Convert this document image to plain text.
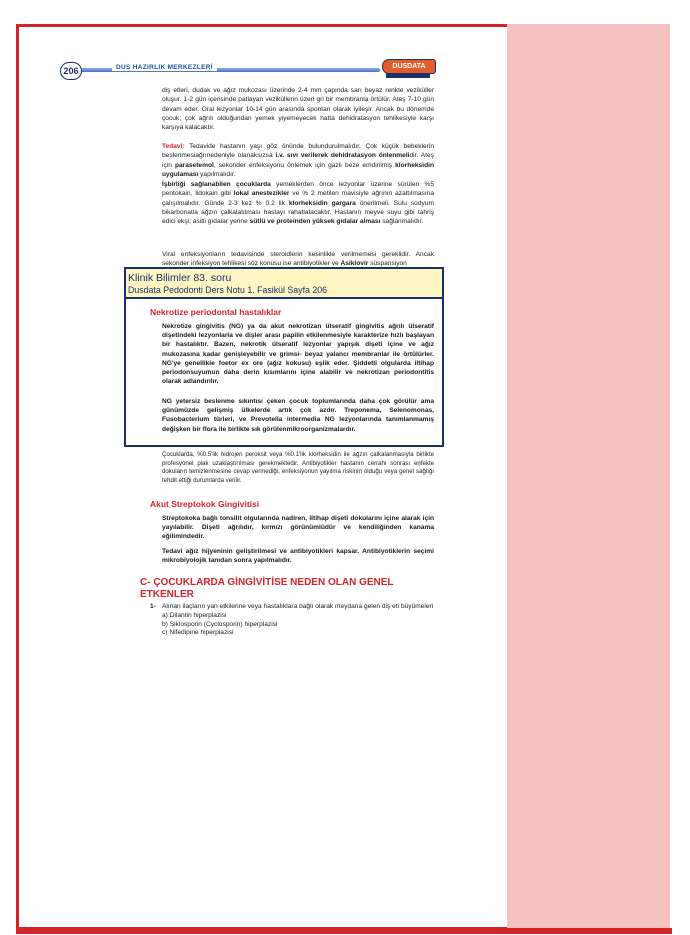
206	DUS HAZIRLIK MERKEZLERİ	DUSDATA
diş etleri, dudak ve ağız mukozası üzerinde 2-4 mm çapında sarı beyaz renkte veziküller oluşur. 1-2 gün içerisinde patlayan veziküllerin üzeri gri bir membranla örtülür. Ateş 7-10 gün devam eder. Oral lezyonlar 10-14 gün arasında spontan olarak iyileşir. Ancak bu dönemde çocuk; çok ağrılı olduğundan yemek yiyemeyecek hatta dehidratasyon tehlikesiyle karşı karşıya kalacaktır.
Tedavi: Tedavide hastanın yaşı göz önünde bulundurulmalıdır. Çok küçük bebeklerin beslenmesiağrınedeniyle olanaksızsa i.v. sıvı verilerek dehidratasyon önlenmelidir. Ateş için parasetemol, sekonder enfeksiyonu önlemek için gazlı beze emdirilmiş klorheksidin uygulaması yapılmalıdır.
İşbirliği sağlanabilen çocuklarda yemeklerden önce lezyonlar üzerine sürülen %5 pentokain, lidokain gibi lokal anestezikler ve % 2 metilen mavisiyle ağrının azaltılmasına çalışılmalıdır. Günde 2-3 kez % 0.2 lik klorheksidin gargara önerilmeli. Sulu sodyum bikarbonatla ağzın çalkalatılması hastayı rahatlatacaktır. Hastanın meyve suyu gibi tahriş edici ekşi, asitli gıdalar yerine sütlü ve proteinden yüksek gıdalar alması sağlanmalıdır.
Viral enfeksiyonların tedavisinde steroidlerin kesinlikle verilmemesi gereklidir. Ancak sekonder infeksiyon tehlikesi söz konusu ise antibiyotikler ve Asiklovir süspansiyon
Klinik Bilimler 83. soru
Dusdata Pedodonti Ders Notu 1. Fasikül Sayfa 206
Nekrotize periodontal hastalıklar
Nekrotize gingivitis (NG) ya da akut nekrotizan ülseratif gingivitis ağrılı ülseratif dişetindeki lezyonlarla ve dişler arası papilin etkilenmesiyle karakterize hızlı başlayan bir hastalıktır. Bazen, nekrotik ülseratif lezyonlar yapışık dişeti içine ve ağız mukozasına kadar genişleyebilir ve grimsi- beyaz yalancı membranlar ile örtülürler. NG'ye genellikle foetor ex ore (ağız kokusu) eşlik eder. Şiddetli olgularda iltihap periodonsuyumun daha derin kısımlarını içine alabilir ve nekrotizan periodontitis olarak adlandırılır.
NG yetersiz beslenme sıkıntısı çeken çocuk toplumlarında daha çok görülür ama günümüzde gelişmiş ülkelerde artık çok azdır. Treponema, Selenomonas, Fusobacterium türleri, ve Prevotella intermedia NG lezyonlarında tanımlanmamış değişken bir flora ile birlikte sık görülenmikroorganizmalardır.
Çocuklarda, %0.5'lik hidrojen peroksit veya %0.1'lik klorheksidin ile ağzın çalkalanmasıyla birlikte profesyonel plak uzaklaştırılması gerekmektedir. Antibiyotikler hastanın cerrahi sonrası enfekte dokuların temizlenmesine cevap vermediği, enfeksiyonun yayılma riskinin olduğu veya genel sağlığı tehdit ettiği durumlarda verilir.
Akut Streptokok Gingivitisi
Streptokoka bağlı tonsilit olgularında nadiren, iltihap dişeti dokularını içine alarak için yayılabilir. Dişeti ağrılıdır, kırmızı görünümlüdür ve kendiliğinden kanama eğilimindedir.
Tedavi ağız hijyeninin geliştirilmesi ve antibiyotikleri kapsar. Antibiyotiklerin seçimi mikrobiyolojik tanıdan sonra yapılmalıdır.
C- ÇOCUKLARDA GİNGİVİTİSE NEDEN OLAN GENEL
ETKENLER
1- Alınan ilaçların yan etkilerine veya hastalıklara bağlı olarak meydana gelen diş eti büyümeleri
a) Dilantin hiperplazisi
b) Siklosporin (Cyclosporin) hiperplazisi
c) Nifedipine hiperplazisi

## PROMPT
Go through the data, and copy each line in which the word "dişeti" appears.

## THE COMPLETED TASK
Nekrotize gingivitis (NG) ya da akut nekrotizan ülseratif gingivitis ağrılı ülseratif dişetindeki lezyonlarla ve dişler arası papilin etkilenmesiyle karakterize hızlı başlayan bir hastalıktır. Bazen, nekrotik ülseratif lezyonlar yapışık dişeti içine ve ağız mukozasına kadar genişleyebilir ve grimsi- beyaz yalancı membranlar ile örtülürler. NG'ye genellikle foetor ex ore (ağız kokusu) eşlik eder. Şiddetli olgularda iltihap periodonsuyumun daha derin kısımlarını içine alabilir ve nekrotizan periodontitis olarak adlandırılır.
Streptokoka bağlı tonsilit olgularında nadiren, iltihap dişeti dokularını içine alarak için yayılabilir. Dişeti ağrılıdır, kırmızı görünümlüdür ve kendiliğinden kanama eğilimindedir.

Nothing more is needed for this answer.